• [TASK]:
Output an exact reproduction of the data.

• [SOURCE RECORDS]:
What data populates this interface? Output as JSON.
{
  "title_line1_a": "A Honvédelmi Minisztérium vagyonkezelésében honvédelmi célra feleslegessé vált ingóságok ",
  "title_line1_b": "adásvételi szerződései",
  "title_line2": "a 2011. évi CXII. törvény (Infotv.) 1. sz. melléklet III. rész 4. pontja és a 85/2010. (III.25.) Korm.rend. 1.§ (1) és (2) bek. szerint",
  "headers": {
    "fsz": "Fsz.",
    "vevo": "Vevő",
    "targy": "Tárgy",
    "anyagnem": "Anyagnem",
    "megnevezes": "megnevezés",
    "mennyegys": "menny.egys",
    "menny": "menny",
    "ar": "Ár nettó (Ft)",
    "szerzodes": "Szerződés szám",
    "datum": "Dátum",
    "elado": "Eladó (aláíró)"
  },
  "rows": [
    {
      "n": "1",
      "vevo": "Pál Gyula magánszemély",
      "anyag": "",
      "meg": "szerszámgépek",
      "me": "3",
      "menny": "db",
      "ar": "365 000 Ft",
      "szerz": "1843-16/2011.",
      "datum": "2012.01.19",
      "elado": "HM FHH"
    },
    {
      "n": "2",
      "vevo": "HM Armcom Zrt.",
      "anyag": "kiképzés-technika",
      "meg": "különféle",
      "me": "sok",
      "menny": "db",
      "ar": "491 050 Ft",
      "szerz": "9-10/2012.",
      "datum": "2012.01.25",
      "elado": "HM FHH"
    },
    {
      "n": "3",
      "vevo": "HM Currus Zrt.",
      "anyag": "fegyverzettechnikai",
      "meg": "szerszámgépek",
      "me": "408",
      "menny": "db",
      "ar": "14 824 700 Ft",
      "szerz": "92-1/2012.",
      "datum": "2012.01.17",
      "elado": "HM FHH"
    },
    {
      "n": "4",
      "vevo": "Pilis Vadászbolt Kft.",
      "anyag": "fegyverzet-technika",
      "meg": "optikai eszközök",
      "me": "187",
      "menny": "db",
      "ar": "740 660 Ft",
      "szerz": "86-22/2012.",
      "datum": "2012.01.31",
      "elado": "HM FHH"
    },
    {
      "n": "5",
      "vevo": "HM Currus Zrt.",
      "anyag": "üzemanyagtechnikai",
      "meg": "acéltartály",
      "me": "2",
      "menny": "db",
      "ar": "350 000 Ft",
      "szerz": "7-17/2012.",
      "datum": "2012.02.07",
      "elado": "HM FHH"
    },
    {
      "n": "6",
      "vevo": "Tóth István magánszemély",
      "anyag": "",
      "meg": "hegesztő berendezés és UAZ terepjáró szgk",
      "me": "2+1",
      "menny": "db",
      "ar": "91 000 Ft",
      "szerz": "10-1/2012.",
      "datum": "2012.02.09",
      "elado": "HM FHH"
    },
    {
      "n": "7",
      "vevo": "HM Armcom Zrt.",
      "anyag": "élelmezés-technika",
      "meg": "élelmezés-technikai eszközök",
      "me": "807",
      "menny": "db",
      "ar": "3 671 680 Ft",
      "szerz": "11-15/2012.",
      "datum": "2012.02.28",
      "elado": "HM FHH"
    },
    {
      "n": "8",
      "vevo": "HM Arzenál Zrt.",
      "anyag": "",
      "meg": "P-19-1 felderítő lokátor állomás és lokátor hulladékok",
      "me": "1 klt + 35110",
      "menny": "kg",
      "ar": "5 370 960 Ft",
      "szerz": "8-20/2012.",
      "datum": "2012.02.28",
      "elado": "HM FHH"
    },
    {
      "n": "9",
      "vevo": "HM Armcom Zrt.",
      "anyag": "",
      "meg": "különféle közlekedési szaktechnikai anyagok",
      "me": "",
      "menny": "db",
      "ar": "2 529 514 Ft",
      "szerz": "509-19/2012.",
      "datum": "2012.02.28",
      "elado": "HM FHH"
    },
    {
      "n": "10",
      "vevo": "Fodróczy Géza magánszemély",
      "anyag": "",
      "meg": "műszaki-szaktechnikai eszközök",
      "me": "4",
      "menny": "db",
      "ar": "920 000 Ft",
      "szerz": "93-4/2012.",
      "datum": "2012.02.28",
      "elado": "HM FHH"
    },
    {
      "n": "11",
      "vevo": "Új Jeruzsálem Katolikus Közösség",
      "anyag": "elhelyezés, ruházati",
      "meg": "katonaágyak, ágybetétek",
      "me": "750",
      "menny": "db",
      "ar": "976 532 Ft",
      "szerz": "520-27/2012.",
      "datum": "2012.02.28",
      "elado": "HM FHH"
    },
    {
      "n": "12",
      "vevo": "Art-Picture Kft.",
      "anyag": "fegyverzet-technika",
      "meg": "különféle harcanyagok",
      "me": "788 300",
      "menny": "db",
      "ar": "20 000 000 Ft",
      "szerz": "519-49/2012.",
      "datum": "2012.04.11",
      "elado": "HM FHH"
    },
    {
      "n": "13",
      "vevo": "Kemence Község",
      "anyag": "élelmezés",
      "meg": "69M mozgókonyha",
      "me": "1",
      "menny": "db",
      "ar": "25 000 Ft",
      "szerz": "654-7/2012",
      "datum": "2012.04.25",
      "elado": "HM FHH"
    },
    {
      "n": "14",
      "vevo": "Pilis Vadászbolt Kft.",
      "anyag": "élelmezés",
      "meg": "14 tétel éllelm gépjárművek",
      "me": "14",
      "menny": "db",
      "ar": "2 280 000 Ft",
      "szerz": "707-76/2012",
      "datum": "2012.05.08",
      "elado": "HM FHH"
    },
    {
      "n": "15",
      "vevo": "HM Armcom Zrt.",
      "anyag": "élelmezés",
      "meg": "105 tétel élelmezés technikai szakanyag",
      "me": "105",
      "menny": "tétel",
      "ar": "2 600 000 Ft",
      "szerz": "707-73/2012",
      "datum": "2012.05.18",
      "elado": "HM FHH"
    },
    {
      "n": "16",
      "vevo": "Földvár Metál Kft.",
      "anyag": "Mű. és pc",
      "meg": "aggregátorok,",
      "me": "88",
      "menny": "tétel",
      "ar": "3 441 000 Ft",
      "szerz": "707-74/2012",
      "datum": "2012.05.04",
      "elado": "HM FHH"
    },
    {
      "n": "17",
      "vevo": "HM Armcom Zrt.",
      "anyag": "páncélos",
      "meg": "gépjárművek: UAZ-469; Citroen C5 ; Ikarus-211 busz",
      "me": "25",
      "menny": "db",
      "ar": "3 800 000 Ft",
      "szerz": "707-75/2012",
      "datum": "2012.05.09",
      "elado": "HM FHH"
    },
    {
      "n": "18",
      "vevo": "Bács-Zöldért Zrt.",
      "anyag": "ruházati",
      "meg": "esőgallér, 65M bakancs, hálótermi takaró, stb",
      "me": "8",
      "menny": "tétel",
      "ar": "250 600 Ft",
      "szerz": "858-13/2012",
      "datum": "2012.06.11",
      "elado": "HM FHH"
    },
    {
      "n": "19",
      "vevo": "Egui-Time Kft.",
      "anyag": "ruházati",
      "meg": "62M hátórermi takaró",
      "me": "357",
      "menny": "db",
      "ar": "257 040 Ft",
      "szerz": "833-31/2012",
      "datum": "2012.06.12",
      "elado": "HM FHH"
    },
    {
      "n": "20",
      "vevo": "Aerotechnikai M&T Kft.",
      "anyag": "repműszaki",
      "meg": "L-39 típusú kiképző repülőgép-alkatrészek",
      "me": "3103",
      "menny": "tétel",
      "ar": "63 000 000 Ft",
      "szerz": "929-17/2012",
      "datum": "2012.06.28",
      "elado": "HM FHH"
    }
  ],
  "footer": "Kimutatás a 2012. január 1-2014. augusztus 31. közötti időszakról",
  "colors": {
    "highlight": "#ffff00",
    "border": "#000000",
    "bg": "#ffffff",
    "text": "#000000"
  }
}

• [WRITTEN RESPONSE]:
What data populates this interface? Output as JSON.
{
  "title_line1_a": "A Honvédelmi Minisztérium vagyonkezelésében honvédelmi célra feleslegessé vált ingóságok ",
  "title_line1_b": "adásvételi szerződései",
  "title_line2": "a 2011. évi CXII. törvény (Infotv.) 1. sz. melléklet III. rész 4. pontja és a 85/2010. (III.25.) Korm.rend. 1.§ (1) és (2) bek. szerint",
  "headers": {
    "fsz": "Fsz.",
    "vevo": "Vevő",
    "targy": "Tárgy",
    "anyagnem": "Anyagnem",
    "megnevezes": "megnevezés",
    "mennyegys": "menny.egys",
    "menny": "menny",
    "ar": "Ár nettó (Ft)",
    "szerzodes": "Szerződés szám",
    "datum": "Dátum",
    "elado": "Eladó (aláíró)"
  },
  "rows": [
    {
      "n": "1",
      "vevo": "Pál Gyula magánszemély",
      "anyag": "",
      "meg": "szerszámgépek",
      "me": "3",
      "menny": "db",
      "ar": "365 000 Ft",
      "szerz": "1843-16/2011.",
      "datum": "2012.01.19",
      "elado": "HM FHH"
    },
    {
      "n": "2",
      "vevo": "HM Armcom Zrt.",
      "anyag": "kiképzés-technika",
      "meg": "különféle",
      "me": "sok",
      "menny": "db",
      "ar": "491 050 Ft",
      "szerz": "9-10/2012.",
      "datum": "2012.01.25",
      "elado": "HM FHH"
    },
    {
      "n": "3",
      "vevo": "HM Currus Zrt.",
      "anyag": "fegyverzettechnikai",
      "meg": "szerszámgépek",
      "me": "408",
      "menny": "db",
      "ar": "14 824 700 Ft",
      "szerz": "92-1/2012.",
      "datum": "2012.01.17",
      "elado": "HM FHH"
    },
    {
      "n": "4",
      "vevo": "Pilis Vadászbolt Kft.",
      "anyag": "fegyverzet-technika",
      "meg": "optikai eszközök",
      "me": "187",
      "menny": "db",
      "ar": "740 660 Ft",
      "szerz": "86-22/2012.",
      "datum": "2012.01.31",
      "elado": "HM FHH"
    },
    {
      "n": "5",
      "vevo": "HM Currus Zrt.",
      "anyag": "üzemanyagtechnikai",
      "meg": "acéltartály",
      "me": "2",
      "menny": "db",
      "ar": "350 000 Ft",
      "szerz": "7-17/2012.",
      "datum": "2012.02.07",
      "elado": "HM FHH"
    },
    {
      "n": "6",
      "vevo": "Tóth István magánszemély",
      "anyag": "",
      "meg": "hegesztő berendezés és UAZ terepjáró szgk",
      "me": "2+1",
      "menny": "db",
      "ar": "91 000 Ft",
      "szerz": "10-1/2012.",
      "datum": "2012.02.09",
      "elado": "HM FHH"
    },
    {
      "n": "7",
      "vevo": "HM Armcom Zrt.",
      "anyag": "élelmezés-technika",
      "meg": "élelmezés-technikai eszközök",
      "me": "807",
      "menny": "db",
      "ar": "3 671 680 Ft",
      "szerz": "11-15/2012.",
      "datum": "2012.02.28",
      "elado": "HM FHH"
    },
    {
      "n": "8",
      "vevo": "HM Arzenál Zrt.",
      "anyag": "",
      "meg": "P-19-1 felderítő lokátor állomás és lokátor hulladékok",
      "me": "1 klt + 35110",
      "menny": "kg",
      "ar": "5 370 960 Ft",
      "szerz": "8-20/2012.",
      "datum": "2012.02.28",
      "elado": "HM FHH"
    },
    {
      "n": "9",
      "vevo": "HM Armcom Zrt.",
      "anyag": "",
      "meg": "különféle közlekedési szaktechnikai anyagok",
      "me": "",
      "menny": "db",
      "ar": "2 529 514 Ft",
      "szerz": "509-19/2012.",
      "datum": "2012.02.28",
      "elado": "HM FHH"
    },
    {
      "n": "10",
      "vevo": "Fodróczy Géza magánszemély",
      "anyag": "",
      "meg": "műszaki-szaktechnikai eszközök",
      "me": "4",
      "menny": "db",
      "ar": "920 000 Ft",
      "szerz": "93-4/2012.",
      "datum": "2012.02.28",
      "elado": "HM FHH"
    },
    {
      "n": "11",
      "vevo": "Új Jeruzsálem Katolikus Közösség",
      "anyag": "elhelyezés, ruházati",
      "meg": "katonaágyak, ágybetétek",
      "me": "750",
      "menny": "db",
      "ar": "976 532 Ft",
      "szerz": "520-27/2012.",
      "datum": "2012.02.28",
      "elado": "HM FHH"
    },
    {
      "n": "12",
      "vevo": "Art-Picture Kft.",
      "anyag": "fegyverzet-technika",
      "meg": "különféle harcanyagok",
      "me": "788 300",
      "menny": "db",
      "ar": "20 000 000 Ft",
      "szerz": "519-49/2012.",
      "datum": "2012.04.11",
      "elado": "HM FHH"
    },
    {
      "n": "13",
      "vevo": "Kemence Község",
      "anyag": "élelmezés",
      "meg": "69M mozgókonyha",
      "me": "1",
      "menny": "db",
      "ar": "25 000 Ft",
      "szerz": "654-7/2012",
      "datum": "2012.04.25",
      "elado": "HM FHH"
    },
    {
      "n": "14",
      "vevo": "Pilis Vadászbolt Kft.",
      "anyag": "élelmezés",
      "meg": "14 tétel éllelm gépjárművek",
      "me": "14",
      "menny": "db",
      "ar": "2 280 000 Ft",
      "szerz": "707-76/2012",
      "datum": "2012.05.08",
      "elado": "HM FHH"
    },
    {
      "n": "15",
      "vevo": "HM Armcom Zrt.",
      "anyag": "élelmezés",
      "meg": "105 tétel élelmezés technikai szakanyag",
      "me": "105",
      "menny": "tétel",
      "ar": "2 600 000 Ft",
      "szerz": "707-73/2012",
      "datum": "2012.05.18",
      "elado": "HM FHH"
    },
    {
      "n": "16",
      "vevo": "Földvár Metál Kft.",
      "anyag": "Mű. és pc",
      "meg": "aggregátorok,",
      "me": "88",
      "menny": "tétel",
      "ar": "3 441 000 Ft",
      "szerz": "707-74/2012",
      "datum": "2012.05.04",
      "elado": "HM FHH"
    },
    {
      "n": "17",
      "vevo": "HM Armcom Zrt.",
      "anyag": "páncélos",
      "meg": "gépjárművek: UAZ-469; Citroen C5 ; Ikarus-211 busz",
      "me": "25",
      "menny": "db",
      "ar": "3 800 000 Ft",
      "szerz": "707-75/2012",
      "datum": "2012.05.09",
      "elado": "HM FHH"
    },
    {
      "n": "18",
      "vevo": "Bács-Zöldért Zrt.",
      "anyag": "ruházati",
      "meg": "esőgallér, 65M bakancs, hálótermi takaró, stb",
      "me": "8",
      "menny": "tétel",
      "ar": "250 600 Ft",
      "szerz": "858-13/2012",
      "datum": "2012.06.11",
      "elado": "HM FHH"
    },
    {
      "n": "19",
      "vevo": "Egui-Time Kft.",
      "anyag": "ruházati",
      "meg": "62M hátórermi takaró",
      "me": "357",
      "menny": "db",
      "ar": "257 040 Ft",
      "szerz": "833-31/2012",
      "datum": "2012.06.12",
      "elado": "HM FHH"
    },
    {
      "n": "20",
      "vevo": "Aerotechnikai M&T Kft.",
      "anyag": "repműszaki",
      "meg": "L-39 típusú kiképző repülőgép-alkatrészek",
      "me": "3103",
      "menny": "tétel",
      "ar": "63 000 000 Ft",
      "szerz": "929-17/2012",
      "datum": "2012.06.28",
      "elado": "HM FHH"
    }
  ],
  "footer": "Kimutatás a 2012. január 1-2014. augusztus 31. közötti időszakról",
  "colors": {
    "highlight": "#ffff00",
    "border": "#000000",
    "bg": "#ffffff",
    "text": "#000000"
  }
}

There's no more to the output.